start Available records
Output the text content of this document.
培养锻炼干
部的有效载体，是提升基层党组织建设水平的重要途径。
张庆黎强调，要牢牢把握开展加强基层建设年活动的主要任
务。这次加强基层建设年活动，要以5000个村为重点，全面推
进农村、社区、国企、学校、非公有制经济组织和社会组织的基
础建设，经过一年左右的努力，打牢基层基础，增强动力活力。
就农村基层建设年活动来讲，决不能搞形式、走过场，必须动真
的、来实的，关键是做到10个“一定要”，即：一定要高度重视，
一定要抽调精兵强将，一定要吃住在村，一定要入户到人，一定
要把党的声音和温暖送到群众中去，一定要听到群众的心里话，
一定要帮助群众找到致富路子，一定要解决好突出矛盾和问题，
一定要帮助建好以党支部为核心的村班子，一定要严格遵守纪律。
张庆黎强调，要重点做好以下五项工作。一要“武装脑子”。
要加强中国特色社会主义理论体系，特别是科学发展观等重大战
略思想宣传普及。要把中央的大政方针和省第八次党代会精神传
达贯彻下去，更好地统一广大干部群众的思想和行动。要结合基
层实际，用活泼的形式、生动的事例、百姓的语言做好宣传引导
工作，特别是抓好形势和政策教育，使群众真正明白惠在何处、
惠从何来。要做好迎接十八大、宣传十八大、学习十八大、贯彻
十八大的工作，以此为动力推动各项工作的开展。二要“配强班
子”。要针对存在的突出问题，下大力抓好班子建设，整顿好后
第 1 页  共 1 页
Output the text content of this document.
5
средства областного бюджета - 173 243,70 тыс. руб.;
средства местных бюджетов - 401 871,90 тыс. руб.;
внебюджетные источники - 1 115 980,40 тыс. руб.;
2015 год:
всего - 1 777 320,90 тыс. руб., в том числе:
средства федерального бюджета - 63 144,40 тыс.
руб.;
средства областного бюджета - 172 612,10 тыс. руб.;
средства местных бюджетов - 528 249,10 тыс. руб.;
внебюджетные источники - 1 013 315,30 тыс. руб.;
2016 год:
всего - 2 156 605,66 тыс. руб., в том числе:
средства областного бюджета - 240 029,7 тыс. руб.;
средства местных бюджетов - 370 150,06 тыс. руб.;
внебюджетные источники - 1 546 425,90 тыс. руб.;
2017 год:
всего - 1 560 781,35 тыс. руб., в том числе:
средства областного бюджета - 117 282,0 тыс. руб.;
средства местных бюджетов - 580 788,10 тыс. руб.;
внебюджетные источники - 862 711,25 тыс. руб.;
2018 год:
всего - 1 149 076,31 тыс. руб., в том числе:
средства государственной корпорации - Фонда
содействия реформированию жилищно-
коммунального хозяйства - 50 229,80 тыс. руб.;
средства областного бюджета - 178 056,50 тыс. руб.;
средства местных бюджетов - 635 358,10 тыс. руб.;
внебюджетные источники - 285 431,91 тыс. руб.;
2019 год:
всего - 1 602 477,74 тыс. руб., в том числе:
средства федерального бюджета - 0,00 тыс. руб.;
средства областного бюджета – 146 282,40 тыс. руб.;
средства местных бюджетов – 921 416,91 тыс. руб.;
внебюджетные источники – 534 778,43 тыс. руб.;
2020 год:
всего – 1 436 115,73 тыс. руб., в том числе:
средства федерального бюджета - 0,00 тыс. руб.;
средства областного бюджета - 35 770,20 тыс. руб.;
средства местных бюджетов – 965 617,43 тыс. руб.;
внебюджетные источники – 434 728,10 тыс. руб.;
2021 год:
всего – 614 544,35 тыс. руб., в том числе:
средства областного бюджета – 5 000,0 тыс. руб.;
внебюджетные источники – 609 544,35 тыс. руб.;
end Available records
Work to do:
Copy the lines from the entries above in which the word "числе" appears.

Solution to this problem:
всего - 1 777 320,90 тыс. руб., в том числе:
всего - 2 156 605,66 тыс. руб., в том числе:
всего - 1 560 781,35 тыс. руб., в том числе:
всего - 1 149 076,31 тыс. руб., в том числе:
всего - 1 602 477,74 тыс. руб., в том числе:
всего – 1 436 115,73 тыс. руб., в том числе:
всего – 614 544,35 тыс. руб., в том числе:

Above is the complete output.